(Dataset records)
%%

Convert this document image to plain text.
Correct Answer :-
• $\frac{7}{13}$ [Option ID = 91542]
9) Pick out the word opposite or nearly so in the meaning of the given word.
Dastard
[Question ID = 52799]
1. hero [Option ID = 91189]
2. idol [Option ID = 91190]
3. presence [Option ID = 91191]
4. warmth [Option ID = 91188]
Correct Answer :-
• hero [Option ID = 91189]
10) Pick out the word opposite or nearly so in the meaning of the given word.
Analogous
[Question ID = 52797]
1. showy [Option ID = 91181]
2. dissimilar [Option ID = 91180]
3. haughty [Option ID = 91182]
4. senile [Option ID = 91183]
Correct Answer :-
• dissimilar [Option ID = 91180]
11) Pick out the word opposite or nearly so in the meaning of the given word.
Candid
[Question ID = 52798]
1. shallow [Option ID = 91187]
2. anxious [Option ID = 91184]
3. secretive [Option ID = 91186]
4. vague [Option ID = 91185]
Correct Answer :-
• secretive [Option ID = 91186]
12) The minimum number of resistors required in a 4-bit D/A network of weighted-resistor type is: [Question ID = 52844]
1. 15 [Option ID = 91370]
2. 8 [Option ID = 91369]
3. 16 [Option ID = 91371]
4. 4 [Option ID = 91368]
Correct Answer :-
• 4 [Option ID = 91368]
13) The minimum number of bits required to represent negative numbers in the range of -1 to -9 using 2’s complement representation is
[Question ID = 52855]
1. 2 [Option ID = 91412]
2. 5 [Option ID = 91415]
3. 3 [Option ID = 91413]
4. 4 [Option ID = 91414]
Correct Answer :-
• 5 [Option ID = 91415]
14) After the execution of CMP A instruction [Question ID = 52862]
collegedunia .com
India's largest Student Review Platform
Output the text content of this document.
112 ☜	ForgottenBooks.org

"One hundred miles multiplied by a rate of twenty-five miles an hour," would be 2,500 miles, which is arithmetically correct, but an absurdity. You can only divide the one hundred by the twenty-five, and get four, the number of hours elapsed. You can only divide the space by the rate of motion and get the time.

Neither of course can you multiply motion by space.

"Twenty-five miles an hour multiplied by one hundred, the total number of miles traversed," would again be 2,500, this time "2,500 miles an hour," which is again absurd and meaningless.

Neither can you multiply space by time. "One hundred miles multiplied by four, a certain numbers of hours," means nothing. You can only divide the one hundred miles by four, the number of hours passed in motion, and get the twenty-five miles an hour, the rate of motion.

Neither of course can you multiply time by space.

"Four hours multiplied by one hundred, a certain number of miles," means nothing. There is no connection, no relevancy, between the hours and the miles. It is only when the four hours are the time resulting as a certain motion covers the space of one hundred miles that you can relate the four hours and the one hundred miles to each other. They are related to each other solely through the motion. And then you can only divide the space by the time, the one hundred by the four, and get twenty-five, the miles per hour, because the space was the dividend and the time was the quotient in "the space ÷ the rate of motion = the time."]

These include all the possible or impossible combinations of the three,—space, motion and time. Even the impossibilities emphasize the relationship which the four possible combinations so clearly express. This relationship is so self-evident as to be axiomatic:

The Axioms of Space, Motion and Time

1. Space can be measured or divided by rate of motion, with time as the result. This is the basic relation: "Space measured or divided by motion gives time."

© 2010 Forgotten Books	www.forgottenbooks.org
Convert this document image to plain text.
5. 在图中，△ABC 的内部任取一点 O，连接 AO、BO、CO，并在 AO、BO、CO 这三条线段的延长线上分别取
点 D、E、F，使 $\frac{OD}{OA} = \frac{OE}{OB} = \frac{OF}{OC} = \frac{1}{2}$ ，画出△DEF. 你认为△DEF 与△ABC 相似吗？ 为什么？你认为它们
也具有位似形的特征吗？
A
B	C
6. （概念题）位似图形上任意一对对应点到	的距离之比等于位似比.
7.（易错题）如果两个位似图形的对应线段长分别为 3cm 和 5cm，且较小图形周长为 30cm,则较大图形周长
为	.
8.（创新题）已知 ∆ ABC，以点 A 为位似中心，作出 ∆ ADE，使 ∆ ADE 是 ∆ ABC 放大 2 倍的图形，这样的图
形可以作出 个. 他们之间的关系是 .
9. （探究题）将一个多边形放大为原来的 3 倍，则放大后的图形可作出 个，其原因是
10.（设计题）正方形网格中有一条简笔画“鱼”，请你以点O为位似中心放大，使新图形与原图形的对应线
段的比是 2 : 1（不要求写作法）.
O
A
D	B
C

%%

**Aim**: Copy every line exactly. Leave nothing out.

**Exercise result**:
Convert this document image to plain text.
Correct Answer :-
• $\frac{7}{13}$ [Option ID = 91542]
9) Pick out the word opposite or nearly so in the meaning of the given word.
Dastard
[Question ID = 52799]
1. hero [Option ID = 91189]
2. idol [Option ID = 91190]
3. presence [Option ID = 91191]
4. warmth [Option ID = 91188]
Correct Answer :-
• hero [Option ID = 91189]
10) Pick out the word opposite or nearly so in the meaning of the given word.
Analogous
[Question ID = 52797]
1. showy [Option ID = 91181]
2. dissimilar [Option ID = 91180]
3. haughty [Option ID = 91182]
4. senile [Option ID = 91183]
Correct Answer :-
• dissimilar [Option ID = 91180]
11) Pick out the word opposite or nearly so in the meaning of the given word.
Candid
[Question ID = 52798]
1. shallow [Option ID = 91187]
2. anxious [Option ID = 91184]
3. secretive [Option ID = 91186]
4. vague [Option ID = 91185]
Correct Answer :-
• secretive [Option ID = 91186]
12) The minimum number of resistors required in a 4-bit D/A network of weighted-resistor type is: [Question ID = 52844]
1. 15 [Option ID = 91370]
2. 8 [Option ID = 91369]
3. 16 [Option ID = 91371]
4. 4 [Option ID = 91368]
Correct Answer :-
• 4 [Option ID = 91368]
13) The minimum number of bits required to represent negative numbers in the range of -1 to -9 using 2’s complement representation is
[Question ID = 52855]
1. 2 [Option ID = 91412]
2. 5 [Option ID = 91415]
3. 3 [Option ID = 91413]
4. 4 [Option ID = 91414]
Correct Answer :-
• 5 [Option ID = 91415]
14) After the execution of CMP A instruction [Question ID = 52862]
collegedunia .com
India's largest Student Review Platform
Output the text content of this document.
112 ☜	ForgottenBooks.org

"One hundred miles multiplied by a rate of twenty-five miles an hour," would be 2,500 miles, which is arithmetically correct, but an absurdity. You can only divide the one hundred by the twenty-five, and get four, the number of hours elapsed. You can only divide the space by the rate of motion and get the time.

Neither of course can you multiply motion by space.

"Twenty-five miles an hour multiplied by one hundred, the total number of miles traversed," would again be 2,500, this time "2,500 miles an hour," which is again absurd and meaningless.

Neither can you multiply space by time. "One hundred miles multiplied by four, a certain numbers of hours," means nothing. You can only divide the one hundred miles by four, the number of hours passed in motion, and get the twenty-five miles an hour, the rate of motion.

Neither of course can you multiply time by space.

"Four hours multiplied by one hundred, a certain number of miles," means nothing. There is no connection, no relevancy, between the hours and the miles. It is only when the four hours are the time resulting as a certain motion covers the space of one hundred miles that you can relate the four hours and the one hundred miles to each other. They are related to each other solely through the motion. And then you can only divide the space by the time, the one hundred by the four, and get twenty-five, the miles per hour, because the space was the dividend and the time was the quotient in "the space ÷ the rate of motion = the time."]

These include all the possible or impossible combinations of the three,—space, motion and time. Even the impossibilities emphasize the relationship which the four possible combinations so clearly express. This relationship is so self-evident as to be axiomatic:

The Axioms of Space, Motion and Time

1. Space can be measured or divided by rate of motion, with time as the result. This is the basic relation: "Space measured or divided by motion gives time."

© 2010 Forgotten Books	www.forgottenbooks.org
Convert this document image to plain text.
5. 在图中，△ABC 的内部任取一点 O，连接 AO、BO、CO，并在 AO、BO、CO 这三条线段的延长线上分别取
点 D、E、F，使 $\frac{OD}{OA} = \frac{OE}{OB} = \frac{OF}{OC} = \frac{1}{2}$ ，画出△DEF. 你认为△DEF 与△ABC 相似吗？ 为什么？你认为它们
也具有位似形的特征吗？
A
B	C
6. （概念题）位似图形上任意一对对应点到	的距离之比等于位似比.
7.（易错题）如果两个位似图形的对应线段长分别为 3cm 和 5cm，且较小图形周长为 30cm,则较大图形周长
为	.
8.（创新题）已知 ∆ ABC，以点 A 为位似中心，作出 ∆ ADE，使 ∆ ADE 是 ∆ ABC 放大 2 倍的图形，这样的图
形可以作出 个. 他们之间的关系是 .
9. （探究题）将一个多边形放大为原来的 3 倍，则放大后的图形可作出 个，其原因是
10.（设计题）正方形网格中有一条简笔画“鱼”，请你以点O为位似中心放大，使新图形与原图形的对应线
段的比是 2 : 1（不要求写作法）.
O
A
D	B
C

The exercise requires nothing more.